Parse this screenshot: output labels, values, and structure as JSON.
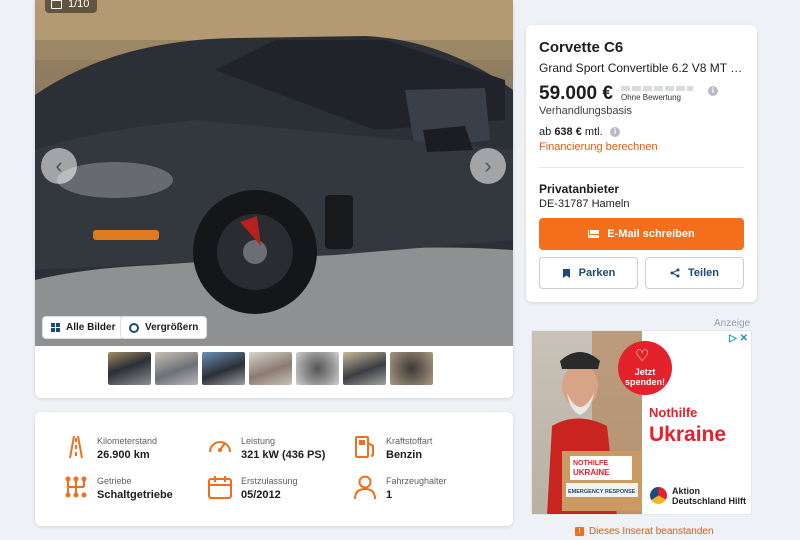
{
  "gallery": {
    "counter": "1/10",
    "buttons": {
      "all_images": "Alle Bilder",
      "zoom": "Vergrößern"
    }
  },
  "listing": {
    "title": "Corvette C6",
    "subtitle": "Grand Sport Convertible 6.2 V8 MT 1S…",
    "price": "59.000 €",
    "rating": "Ohne Bewertung",
    "negotiable": "Verhandlungsbasis",
    "monthly_prefix": "ab",
    "monthly_amount": "638 €",
    "monthly_suffix": "mtl.",
    "finance_link": "Financierung berechnen"
  },
  "seller": {
    "type": "Privatanbieter",
    "location": "DE-31787 Hameln"
  },
  "actions": {
    "email": "E-Mail schreiben",
    "park": "Parken",
    "share": "Teilen"
  },
  "attributes": [
    {
      "label": "Kilometerstand",
      "value": "26.900 km",
      "icon": "road-icon"
    },
    {
      "label": "Leistung",
      "value": "321 kW (436 PS)",
      "icon": "speedometer-icon"
    },
    {
      "label": "Kraftstoffart",
      "value": "Benzin",
      "icon": "fuel-pump-icon"
    },
    {
      "label": "Getriebe",
      "value": "Schaltgetriebe",
      "icon": "gearshift-icon"
    },
    {
      "label": "Erstzulassung",
      "value": "05/2012",
      "icon": "calendar-icon"
    },
    {
      "label": "Fahrzeughalter",
      "value": "1",
      "icon": "person-icon"
    }
  ],
  "ad": {
    "label": "Anzeige",
    "badge": "Jetzt spenden!",
    "headline1": "Nothilfe",
    "headline2": "Ukraine",
    "sponsor1": "Aktion",
    "sponsor2": "Deutschland Hilft"
  },
  "report": "Dieses Inserat beanstanden",
  "colors": {
    "accent": "#f36f1b",
    "link_blue": "#1d4a7a",
    "ad_red": "#e3222b"
  }
}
_ _ _ _ _ _ _
Are you able to set down all the lines above exactly, without any pictures?

◆ **The completed task**
Parse this screenshot: output labels, values, and structure as JSON.
{
  "gallery": {
    "counter": "1/10",
    "buttons": {
      "all_images": "Alle Bilder",
      "zoom": "Vergrößern"
    }
  },
  "listing": {
    "title": "Corvette C6",
    "subtitle": "Grand Sport Convertible 6.2 V8 MT 1S…",
    "price": "59.000 €",
    "rating": "Ohne Bewertung",
    "negotiable": "Verhandlungsbasis",
    "monthly_prefix": "ab",
    "monthly_amount": "638 €",
    "monthly_suffix": "mtl.",
    "finance_link": "Financierung berechnen"
  },
  "seller": {
    "type": "Privatanbieter",
    "location": "DE-31787 Hameln"
  },
  "actions": {
    "email": "E-Mail schreiben",
    "park": "Parken",
    "share": "Teilen"
  },
  "attributes": [
    {
      "label": "Kilometerstand",
      "value": "26.900 km",
      "icon": "road-icon"
    },
    {
      "label": "Leistung",
      "value": "321 kW (436 PS)",
      "icon": "speedometer-icon"
    },
    {
      "label": "Kraftstoffart",
      "value": "Benzin",
      "icon": "fuel-pump-icon"
    },
    {
      "label": "Getriebe",
      "value": "Schaltgetriebe",
      "icon": "gearshift-icon"
    },
    {
      "label": "Erstzulassung",
      "value": "05/2012",
      "icon": "calendar-icon"
    },
    {
      "label": "Fahrzeughalter",
      "value": "1",
      "icon": "person-icon"
    }
  ],
  "ad": {
    "label": "Anzeige",
    "badge": "Jetzt spenden!",
    "headline1": "Nothilfe",
    "headline2": "Ukraine",
    "sponsor1": "Aktion",
    "sponsor2": "Deutschland Hilft"
  },
  "report": "Dieses Inserat beanstanden",
  "colors": {
    "accent": "#f36f1b",
    "link_blue": "#1d4a7a",
    "ad_red": "#e3222b"
  }
}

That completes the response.